SHORT TASK: Repeat all of the material exactly as given.

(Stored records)
— START —

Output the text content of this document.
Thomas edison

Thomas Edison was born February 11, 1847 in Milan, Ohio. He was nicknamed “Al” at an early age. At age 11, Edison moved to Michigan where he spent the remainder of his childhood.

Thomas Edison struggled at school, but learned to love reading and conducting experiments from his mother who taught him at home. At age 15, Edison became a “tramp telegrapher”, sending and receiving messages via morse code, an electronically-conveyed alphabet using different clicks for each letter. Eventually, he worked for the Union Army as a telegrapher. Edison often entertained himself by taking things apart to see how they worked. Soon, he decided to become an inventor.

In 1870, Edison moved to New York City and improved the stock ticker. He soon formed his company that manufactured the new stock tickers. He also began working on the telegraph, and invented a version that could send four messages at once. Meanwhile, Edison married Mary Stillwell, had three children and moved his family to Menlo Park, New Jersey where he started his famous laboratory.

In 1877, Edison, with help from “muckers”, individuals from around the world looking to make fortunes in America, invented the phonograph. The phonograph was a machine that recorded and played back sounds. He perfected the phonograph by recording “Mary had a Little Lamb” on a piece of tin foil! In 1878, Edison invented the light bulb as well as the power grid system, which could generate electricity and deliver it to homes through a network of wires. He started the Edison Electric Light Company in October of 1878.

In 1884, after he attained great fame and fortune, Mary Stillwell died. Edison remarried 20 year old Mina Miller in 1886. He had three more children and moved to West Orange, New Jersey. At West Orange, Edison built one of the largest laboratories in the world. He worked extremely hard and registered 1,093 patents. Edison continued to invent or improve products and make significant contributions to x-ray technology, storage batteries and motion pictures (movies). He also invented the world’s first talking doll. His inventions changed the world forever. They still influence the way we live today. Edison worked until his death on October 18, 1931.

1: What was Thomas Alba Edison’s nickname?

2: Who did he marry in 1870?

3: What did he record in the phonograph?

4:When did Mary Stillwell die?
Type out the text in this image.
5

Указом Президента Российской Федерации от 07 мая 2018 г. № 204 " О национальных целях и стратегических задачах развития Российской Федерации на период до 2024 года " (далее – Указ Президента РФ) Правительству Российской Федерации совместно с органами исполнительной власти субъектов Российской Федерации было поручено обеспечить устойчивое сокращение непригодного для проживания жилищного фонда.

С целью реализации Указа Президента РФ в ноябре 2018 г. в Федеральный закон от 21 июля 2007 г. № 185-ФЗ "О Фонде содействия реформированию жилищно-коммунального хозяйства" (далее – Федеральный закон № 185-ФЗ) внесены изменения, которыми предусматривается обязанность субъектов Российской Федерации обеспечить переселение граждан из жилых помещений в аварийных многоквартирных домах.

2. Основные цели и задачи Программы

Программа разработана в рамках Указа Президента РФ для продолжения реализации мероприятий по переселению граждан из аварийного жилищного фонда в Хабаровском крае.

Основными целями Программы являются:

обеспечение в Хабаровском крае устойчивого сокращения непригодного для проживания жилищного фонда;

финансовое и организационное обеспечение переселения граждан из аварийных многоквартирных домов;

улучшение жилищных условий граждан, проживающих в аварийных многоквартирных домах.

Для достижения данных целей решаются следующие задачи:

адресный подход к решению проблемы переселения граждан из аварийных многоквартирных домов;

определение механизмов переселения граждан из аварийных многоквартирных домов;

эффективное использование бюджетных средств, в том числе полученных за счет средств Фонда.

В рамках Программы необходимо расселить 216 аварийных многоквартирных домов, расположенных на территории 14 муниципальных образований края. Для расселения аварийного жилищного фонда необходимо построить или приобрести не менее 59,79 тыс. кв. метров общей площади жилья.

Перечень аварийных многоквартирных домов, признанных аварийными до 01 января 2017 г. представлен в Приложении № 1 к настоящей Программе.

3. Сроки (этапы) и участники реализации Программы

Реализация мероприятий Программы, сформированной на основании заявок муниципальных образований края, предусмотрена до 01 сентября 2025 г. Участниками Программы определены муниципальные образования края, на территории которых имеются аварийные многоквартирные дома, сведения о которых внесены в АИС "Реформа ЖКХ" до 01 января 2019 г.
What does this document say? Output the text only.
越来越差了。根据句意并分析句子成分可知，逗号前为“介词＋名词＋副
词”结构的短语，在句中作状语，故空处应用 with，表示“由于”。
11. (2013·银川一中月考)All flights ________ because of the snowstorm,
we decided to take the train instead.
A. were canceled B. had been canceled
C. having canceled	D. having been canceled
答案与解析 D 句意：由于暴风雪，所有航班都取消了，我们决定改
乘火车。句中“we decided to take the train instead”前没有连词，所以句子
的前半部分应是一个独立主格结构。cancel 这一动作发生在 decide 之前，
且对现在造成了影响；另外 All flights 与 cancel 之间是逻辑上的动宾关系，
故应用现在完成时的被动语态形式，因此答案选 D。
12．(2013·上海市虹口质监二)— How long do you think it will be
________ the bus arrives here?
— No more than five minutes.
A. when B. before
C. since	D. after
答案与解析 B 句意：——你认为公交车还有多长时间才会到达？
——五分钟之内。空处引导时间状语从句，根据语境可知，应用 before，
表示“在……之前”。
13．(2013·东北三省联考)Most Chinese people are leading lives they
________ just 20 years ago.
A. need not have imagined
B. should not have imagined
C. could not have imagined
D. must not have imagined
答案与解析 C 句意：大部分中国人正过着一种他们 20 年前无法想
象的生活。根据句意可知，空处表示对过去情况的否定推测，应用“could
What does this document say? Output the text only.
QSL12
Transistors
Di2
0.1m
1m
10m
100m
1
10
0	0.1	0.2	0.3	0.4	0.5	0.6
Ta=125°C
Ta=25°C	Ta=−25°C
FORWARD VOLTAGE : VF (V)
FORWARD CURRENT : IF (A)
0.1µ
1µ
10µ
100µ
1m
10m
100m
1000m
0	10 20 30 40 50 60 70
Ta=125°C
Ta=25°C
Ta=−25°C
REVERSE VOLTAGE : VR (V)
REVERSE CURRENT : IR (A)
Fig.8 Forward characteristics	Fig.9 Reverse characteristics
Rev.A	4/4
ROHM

— END —

FULL ANSWER:
Output the text content of this document.
Thomas edison

Thomas Edison was born February 11, 1847 in Milan, Ohio. He was nicknamed “Al” at an early age. At age 11, Edison moved to Michigan where he spent the remainder of his childhood.

Thomas Edison struggled at school, but learned to love reading and conducting experiments from his mother who taught him at home. At age 15, Edison became a “tramp telegrapher”, sending and receiving messages via morse code, an electronically-conveyed alphabet using different clicks for each letter. Eventually, he worked for the Union Army as a telegrapher. Edison often entertained himself by taking things apart to see how they worked. Soon, he decided to become an inventor.

In 1870, Edison moved to New York City and improved the stock ticker. He soon formed his company that manufactured the new stock tickers. He also began working on the telegraph, and invented a version that could send four messages at once. Meanwhile, Edison married Mary Stillwell, had three children and moved his family to Menlo Park, New Jersey where he started his famous laboratory.

In 1877, Edison, with help from “muckers”, individuals from around the world looking to make fortunes in America, invented the phonograph. The phonograph was a machine that recorded and played back sounds. He perfected the phonograph by recording “Mary had a Little Lamb” on a piece of tin foil! In 1878, Edison invented the light bulb as well as the power grid system, which could generate electricity and deliver it to homes through a network of wires. He started the Edison Electric Light Company in October of 1878.

In 1884, after he attained great fame and fortune, Mary Stillwell died. Edison remarried 20 year old Mina Miller in 1886. He had three more children and moved to West Orange, New Jersey. At West Orange, Edison built one of the largest laboratories in the world. He worked extremely hard and registered 1,093 patents. Edison continued to invent or improve products and make significant contributions to x-ray technology, storage batteries and motion pictures (movies). He also invented the world’s first talking doll. His inventions changed the world forever. They still influence the way we live today. Edison worked until his death on October 18, 1931.

1: What was Thomas Alba Edison’s nickname?

2: Who did he marry in 1870?

3: What did he record in the phonograph?

4:When did Mary Stillwell die?
Type out the text in this image.
5

Указом Президента Российской Федерации от 07 мая 2018 г. № 204 " О национальных целях и стратегических задачах развития Российской Федерации на период до 2024 года " (далее – Указ Президента РФ) Правительству Российской Федерации совместно с органами исполнительной власти субъектов Российской Федерации было поручено обеспечить устойчивое сокращение непригодного для проживания жилищного фонда.

С целью реализации Указа Президента РФ в ноябре 2018 г. в Федеральный закон от 21 июля 2007 г. № 185-ФЗ "О Фонде содействия реформированию жилищно-коммунального хозяйства" (далее – Федеральный закон № 185-ФЗ) внесены изменения, которыми предусматривается обязанность субъектов Российской Федерации обеспечить переселение граждан из жилых помещений в аварийных многоквартирных домах.

2. Основные цели и задачи Программы

Программа разработана в рамках Указа Президента РФ для продолжения реализации мероприятий по переселению граждан из аварийного жилищного фонда в Хабаровском крае.

Основными целями Программы являются:

обеспечение в Хабаровском крае устойчивого сокращения непригодного для проживания жилищного фонда;

финансовое и организационное обеспечение переселения граждан из аварийных многоквартирных домов;

улучшение жилищных условий граждан, проживающих в аварийных многоквартирных домах.

Для достижения данных целей решаются следующие задачи:

адресный подход к решению проблемы переселения граждан из аварийных многоквартирных домов;

определение механизмов переселения граждан из аварийных многоквартирных домов;

эффективное использование бюджетных средств, в том числе полученных за счет средств Фонда.

В рамках Программы необходимо расселить 216 аварийных многоквартирных домов, расположенных на территории 14 муниципальных образований края. Для расселения аварийного жилищного фонда необходимо построить или приобрести не менее 59,79 тыс. кв. метров общей площади жилья.

Перечень аварийных многоквартирных домов, признанных аварийными до 01 января 2017 г. представлен в Приложении № 1 к настоящей Программе.

3. Сроки (этапы) и участники реализации Программы

Реализация мероприятий Программы, сформированной на основании заявок муниципальных образований края, предусмотрена до 01 сентября 2025 г. Участниками Программы определены муниципальные образования края, на территории которых имеются аварийные многоквартирные дома, сведения о которых внесены в АИС "Реформа ЖКХ" до 01 января 2019 г.
What does this document say? Output the text only.
越来越差了。根据句意并分析句子成分可知，逗号前为“介词＋名词＋副
词”结构的短语，在句中作状语，故空处应用 with，表示“由于”。
11. (2013·银川一中月考)All flights ________ because of the snowstorm,
we decided to take the train instead.
A. were canceled B. had been canceled
C. having canceled	D. having been canceled
答案与解析 D 句意：由于暴风雪，所有航班都取消了，我们决定改
乘火车。句中“we decided to take the train instead”前没有连词，所以句子
的前半部分应是一个独立主格结构。cancel 这一动作发生在 decide 之前，
且对现在造成了影响；另外 All flights 与 cancel 之间是逻辑上的动宾关系，
故应用现在完成时的被动语态形式，因此答案选 D。
12．(2013·上海市虹口质监二)— How long do you think it will be
________ the bus arrives here?
— No more than five minutes.
A. when B. before
C. since	D. after
答案与解析 B 句意：——你认为公交车还有多长时间才会到达？
——五分钟之内。空处引导时间状语从句，根据语境可知，应用 before，
表示“在……之前”。
13．(2013·东北三省联考)Most Chinese people are leading lives they
________ just 20 years ago.
A. need not have imagined
B. should not have imagined
C. could not have imagined
D. must not have imagined
答案与解析 C 句意：大部分中国人正过着一种他们 20 年前无法想
象的生活。根据句意可知，空处表示对过去情况的否定推测，应用“could
What does this document say? Output the text only.
QSL12
Transistors
Di2
0.1m
1m
10m
100m
1
10
0	0.1	0.2	0.3	0.4	0.5	0.6
Ta=125°C
Ta=25°C	Ta=−25°C
FORWARD VOLTAGE : VF (V)
FORWARD CURRENT : IF (A)
0.1µ
1µ
10µ
100µ
1m
10m
100m
1000m
0	10 20 30 40 50 60 70
Ta=125°C
Ta=25°C
Ta=−25°C
REVERSE VOLTAGE : VR (V)
REVERSE CURRENT : IR (A)
Fig.8 Forward characteristics	Fig.9 Reverse characteristics
Rev.A	4/4
ROHM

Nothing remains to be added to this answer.